◆ Texto ◆
##########
El koala en un Simposio Internacional sobre el microrrelato

Filed under: Un koala en el armario,varios — gines @ 4:57 pm

SANTIAGO FORTUÑO LLORENS (Licenciado en Derecho, Licenciado en Filología Románica – Hispánica y Doctor en Filología Románica por la Universidad de Barcelona. Profesor Titular de Literatura Española de la Universidad Jaume I de Castellón…) me cita en su ponencia en el Simposio Internacional “Microcontos e outras microformas” (Universidade do Minho, 6 e 7 de outubro de 2011) junto a otros dos “jóvenes” autores de microrrelato: Rubén Abella y Daniel Sánchez Bonet. Todo un honor.

Aquí el enlace a la ponencia de título La poeticidad del microrrelato (a propósito de tres antologías) y aquí abajo lo que dice sobre un micro del koala (¿será bueno?):

Marcha atrás
Dios, encolerizado con Adán, le arrancó una costilla y se la quedó mirando pensativo. Tras un largo
silencio, sonrió para sí por la ocurrencia y devolviéndosela le dijo: “Anda, póntela o será peor”. (Cutillas, 2010: 33)

“He aquí un microrrelato de esquema poético bimembre: le arrancó / se la quedó; sonrió / le dijo; póntela / o será peor. Esta última bimembración, en posición final de microrrelato, abona la teoría de los versos finales que tienden a peinar al poema. La contrafactura bíblica desacralizadora, en parodia, la diversidad del estilo narrativo, sintético, en una primera parte, directo y con lenguaje conversacional, en segunda posición, que propicia la representación y teatralidad, el humor y boutade del mismo microrrelato así como el propio título del libro y del mismo microrrelato prestan ingenio e inventiva a éste, que no deja de ser, sin embargo,fácil chiste misógino.”
##########
◆ Consigna ◆
Responde brevemente según el texto:
(a) ¿En qué universidad se celebró el Simposio Internacional "Microcontos e outras microformas"?
(b) ¿Qué título tiene la ponencia de Santiago Fortuño Llorens?
(c) En "Marcha atrás", ¿qué le dice Dios a Adán al devolverle la costilla?
Los registros no hacen falta para resolver esta tarea.
##########
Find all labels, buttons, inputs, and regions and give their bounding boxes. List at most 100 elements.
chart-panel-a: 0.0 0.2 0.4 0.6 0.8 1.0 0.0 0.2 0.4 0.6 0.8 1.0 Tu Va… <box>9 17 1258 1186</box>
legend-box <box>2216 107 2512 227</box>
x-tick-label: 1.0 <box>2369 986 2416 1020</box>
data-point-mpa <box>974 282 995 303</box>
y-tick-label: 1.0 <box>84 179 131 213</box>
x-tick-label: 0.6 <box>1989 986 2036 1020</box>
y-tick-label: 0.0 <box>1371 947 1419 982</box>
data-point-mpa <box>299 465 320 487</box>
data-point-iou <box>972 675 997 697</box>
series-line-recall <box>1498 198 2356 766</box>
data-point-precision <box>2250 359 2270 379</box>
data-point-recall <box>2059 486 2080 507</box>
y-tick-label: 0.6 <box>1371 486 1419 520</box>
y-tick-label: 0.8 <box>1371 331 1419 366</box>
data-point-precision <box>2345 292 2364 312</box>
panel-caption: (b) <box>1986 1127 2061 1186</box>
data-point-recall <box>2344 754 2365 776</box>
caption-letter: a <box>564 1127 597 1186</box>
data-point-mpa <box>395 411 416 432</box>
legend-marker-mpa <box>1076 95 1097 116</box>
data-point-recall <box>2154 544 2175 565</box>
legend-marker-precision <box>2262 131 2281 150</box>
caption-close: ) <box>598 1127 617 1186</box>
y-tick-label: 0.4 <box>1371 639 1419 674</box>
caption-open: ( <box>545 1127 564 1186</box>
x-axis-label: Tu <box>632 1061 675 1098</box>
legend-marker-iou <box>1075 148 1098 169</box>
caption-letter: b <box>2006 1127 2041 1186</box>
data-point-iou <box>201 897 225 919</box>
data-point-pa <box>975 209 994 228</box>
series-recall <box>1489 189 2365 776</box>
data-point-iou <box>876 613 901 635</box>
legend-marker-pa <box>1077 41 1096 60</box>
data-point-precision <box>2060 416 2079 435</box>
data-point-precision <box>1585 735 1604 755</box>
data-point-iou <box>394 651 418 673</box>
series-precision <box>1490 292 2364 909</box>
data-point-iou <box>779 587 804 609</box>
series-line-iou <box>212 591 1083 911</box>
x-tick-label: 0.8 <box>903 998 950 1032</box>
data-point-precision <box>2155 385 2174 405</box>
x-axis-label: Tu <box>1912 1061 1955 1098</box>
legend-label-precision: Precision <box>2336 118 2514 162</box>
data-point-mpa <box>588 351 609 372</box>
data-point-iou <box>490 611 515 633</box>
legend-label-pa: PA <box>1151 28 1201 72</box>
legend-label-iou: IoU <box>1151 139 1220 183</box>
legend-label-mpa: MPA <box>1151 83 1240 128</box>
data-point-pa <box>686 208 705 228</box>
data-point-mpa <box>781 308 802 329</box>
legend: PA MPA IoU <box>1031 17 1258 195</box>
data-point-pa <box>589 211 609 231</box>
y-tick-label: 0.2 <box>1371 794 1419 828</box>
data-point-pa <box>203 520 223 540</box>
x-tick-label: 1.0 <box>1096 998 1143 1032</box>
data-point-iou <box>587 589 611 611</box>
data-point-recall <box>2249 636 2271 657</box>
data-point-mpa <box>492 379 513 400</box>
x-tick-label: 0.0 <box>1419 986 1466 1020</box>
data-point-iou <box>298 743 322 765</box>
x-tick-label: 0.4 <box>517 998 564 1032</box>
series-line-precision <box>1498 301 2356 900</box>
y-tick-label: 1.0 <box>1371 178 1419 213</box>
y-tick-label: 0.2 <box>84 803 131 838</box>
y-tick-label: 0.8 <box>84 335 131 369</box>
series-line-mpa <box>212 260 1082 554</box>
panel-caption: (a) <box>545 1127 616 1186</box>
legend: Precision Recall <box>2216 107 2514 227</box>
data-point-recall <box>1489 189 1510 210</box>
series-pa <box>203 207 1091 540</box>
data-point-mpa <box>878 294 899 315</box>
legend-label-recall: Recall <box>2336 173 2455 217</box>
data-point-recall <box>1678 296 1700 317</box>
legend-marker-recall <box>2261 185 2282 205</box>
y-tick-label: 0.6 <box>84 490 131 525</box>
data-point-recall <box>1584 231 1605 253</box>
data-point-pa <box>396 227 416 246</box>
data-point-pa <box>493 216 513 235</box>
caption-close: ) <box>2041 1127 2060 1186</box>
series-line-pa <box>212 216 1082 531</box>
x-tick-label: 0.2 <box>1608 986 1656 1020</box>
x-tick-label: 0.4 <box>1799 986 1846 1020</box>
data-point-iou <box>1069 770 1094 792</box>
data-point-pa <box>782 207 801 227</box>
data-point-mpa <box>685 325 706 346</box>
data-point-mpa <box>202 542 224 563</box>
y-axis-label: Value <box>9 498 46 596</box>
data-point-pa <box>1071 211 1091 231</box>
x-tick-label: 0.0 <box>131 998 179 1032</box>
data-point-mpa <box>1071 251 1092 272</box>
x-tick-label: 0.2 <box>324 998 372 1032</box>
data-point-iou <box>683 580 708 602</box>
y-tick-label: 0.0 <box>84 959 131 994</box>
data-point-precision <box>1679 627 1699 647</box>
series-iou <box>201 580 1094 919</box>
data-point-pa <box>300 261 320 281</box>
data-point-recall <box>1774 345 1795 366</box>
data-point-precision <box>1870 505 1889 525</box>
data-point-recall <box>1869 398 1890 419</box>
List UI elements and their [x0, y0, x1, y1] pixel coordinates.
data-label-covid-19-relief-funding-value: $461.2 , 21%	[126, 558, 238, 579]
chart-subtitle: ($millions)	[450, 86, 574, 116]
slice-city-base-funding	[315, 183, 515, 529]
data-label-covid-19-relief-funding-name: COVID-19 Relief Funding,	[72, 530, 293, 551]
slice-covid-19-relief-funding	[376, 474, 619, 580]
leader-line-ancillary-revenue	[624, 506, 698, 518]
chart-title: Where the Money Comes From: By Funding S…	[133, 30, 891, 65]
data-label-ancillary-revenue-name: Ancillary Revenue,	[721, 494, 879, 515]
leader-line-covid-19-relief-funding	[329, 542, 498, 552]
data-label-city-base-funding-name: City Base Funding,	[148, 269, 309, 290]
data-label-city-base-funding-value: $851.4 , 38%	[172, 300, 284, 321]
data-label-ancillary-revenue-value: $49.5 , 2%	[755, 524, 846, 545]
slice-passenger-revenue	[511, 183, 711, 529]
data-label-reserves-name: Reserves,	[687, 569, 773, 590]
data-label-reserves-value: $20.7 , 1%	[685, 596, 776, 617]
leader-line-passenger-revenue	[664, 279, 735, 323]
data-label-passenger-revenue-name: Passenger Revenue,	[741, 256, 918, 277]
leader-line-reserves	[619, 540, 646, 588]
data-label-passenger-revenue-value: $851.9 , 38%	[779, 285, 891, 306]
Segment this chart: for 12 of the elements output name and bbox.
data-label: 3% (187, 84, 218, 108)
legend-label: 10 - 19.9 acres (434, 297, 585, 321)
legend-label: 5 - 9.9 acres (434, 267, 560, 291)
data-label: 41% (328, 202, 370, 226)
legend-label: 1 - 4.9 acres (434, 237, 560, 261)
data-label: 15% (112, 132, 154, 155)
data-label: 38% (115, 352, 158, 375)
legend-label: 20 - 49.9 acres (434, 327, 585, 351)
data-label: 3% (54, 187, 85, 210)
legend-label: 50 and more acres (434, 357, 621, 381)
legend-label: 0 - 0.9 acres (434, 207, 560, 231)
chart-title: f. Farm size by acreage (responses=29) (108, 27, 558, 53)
##########
◆ Respuesta ◆
(a) En la Universidade do Minho.
(b) La poeticidad del microrrelato (a propósito de tres antologías).
(c) "Anda, póntela o será peor".